- _What to work on_
Reproduce the listing that follows with no differences at all.

Entries taken from a collection
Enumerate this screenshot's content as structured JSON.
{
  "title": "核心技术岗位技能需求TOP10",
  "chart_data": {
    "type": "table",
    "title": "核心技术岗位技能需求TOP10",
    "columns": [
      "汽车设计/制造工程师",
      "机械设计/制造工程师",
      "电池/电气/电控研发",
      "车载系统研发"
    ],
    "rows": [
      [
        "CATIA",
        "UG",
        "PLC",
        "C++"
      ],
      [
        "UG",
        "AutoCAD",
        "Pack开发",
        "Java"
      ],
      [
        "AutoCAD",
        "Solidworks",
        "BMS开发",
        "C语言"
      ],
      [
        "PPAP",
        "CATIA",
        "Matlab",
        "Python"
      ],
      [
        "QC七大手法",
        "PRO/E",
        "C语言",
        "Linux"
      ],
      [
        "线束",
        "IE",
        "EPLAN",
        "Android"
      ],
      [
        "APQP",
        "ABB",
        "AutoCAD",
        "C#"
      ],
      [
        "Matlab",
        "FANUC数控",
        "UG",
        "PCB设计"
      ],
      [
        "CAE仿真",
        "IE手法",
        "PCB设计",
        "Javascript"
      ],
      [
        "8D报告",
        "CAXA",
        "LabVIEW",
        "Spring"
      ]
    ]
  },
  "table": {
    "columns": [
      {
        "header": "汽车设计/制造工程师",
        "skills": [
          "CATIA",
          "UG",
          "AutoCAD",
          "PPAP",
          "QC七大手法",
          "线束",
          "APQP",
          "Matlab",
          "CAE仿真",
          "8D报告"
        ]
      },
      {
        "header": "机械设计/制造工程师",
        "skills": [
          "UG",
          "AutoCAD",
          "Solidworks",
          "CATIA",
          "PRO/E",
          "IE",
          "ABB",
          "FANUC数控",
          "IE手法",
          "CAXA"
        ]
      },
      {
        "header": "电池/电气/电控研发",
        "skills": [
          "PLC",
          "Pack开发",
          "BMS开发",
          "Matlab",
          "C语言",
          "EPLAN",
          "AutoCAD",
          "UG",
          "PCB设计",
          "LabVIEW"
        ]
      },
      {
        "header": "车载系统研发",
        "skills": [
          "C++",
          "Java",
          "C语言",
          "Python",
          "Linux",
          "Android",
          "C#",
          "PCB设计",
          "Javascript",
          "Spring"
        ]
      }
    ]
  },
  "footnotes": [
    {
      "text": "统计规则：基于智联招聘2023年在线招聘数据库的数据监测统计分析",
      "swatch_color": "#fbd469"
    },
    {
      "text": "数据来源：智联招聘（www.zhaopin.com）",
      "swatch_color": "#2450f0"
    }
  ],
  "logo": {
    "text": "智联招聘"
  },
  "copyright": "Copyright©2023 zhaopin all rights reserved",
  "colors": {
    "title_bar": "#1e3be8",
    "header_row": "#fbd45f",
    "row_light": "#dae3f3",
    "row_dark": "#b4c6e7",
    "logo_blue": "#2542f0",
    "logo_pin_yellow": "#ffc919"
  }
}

- _Result of this exercise_
Enumerate this screenshot's content as structured JSON.
{
  "title": "核心技术岗位技能需求TOP10",
  "chart_data": {
    "type": "table",
    "title": "核心技术岗位技能需求TOP10",
    "columns": [
      "汽车设计/制造工程师",
      "机械设计/制造工程师",
      "电池/电气/电控研发",
      "车载系统研发"
    ],
    "rows": [
      [
        "CATIA",
        "UG",
        "PLC",
        "C++"
      ],
      [
        "UG",
        "AutoCAD",
        "Pack开发",
        "Java"
      ],
      [
        "AutoCAD",
        "Solidworks",
        "BMS开发",
        "C语言"
      ],
      [
        "PPAP",
        "CATIA",
        "Matlab",
        "Python"
      ],
      [
        "QC七大手法",
        "PRO/E",
        "C语言",
        "Linux"
      ],
      [
        "线束",
        "IE",
        "EPLAN",
        "Android"
      ],
      [
        "APQP",
        "ABB",
        "AutoCAD",
        "C#"
      ],
      [
        "Matlab",
        "FANUC数控",
        "UG",
        "PCB设计"
      ],
      [
        "CAE仿真",
        "IE手法",
        "PCB设计",
        "Javascript"
      ],
      [
        "8D报告",
        "CAXA",
        "LabVIEW",
        "Spring"
      ]
    ]
  },
  "table": {
    "columns": [
      {
        "header": "汽车设计/制造工程师",
        "skills": [
          "CATIA",
          "UG",
          "AutoCAD",
          "PPAP",
          "QC七大手法",
          "线束",
          "APQP",
          "Matlab",
          "CAE仿真",
          "8D报告"
        ]
      },
      {
        "header": "机械设计/制造工程师",
        "skills": [
          "UG",
          "AutoCAD",
          "Solidworks",
          "CATIA",
          "PRO/E",
          "IE",
          "ABB",
          "FANUC数控",
          "IE手法",
          "CAXA"
        ]
      },
      {
        "header": "电池/电气/电控研发",
        "skills": [
          "PLC",
          "Pack开发",
          "BMS开发",
          "Matlab",
          "C语言",
          "EPLAN",
          "AutoCAD",
          "UG",
          "PCB设计",
          "LabVIEW"
        ]
      },
      {
        "header": "车载系统研发",
        "skills": [
          "C++",
          "Java",
          "C语言",
          "Python",
          "Linux",
          "Android",
          "C#",
          "PCB设计",
          "Javascript",
          "Spring"
        ]
      }
    ]
  },
  "footnotes": [
    {
      "text": "统计规则：基于智联招聘2023年在线招聘数据库的数据监测统计分析",
      "swatch_color": "#fbd469"
    },
    {
      "text": "数据来源：智联招聘（www.zhaopin.com）",
      "swatch_color": "#2450f0"
    }
  ],
  "logo": {
    "text": "智联招聘"
  },
  "copyright": "Copyright©2023 zhaopin all rights reserved",
  "colors": {
    "title_bar": "#1e3be8",
    "header_row": "#fbd45f",
    "row_light": "#dae3f3",
    "row_dark": "#b4c6e7",
    "logo_blue": "#2542f0",
    "logo_pin_yellow": "#ffc919"
  }
}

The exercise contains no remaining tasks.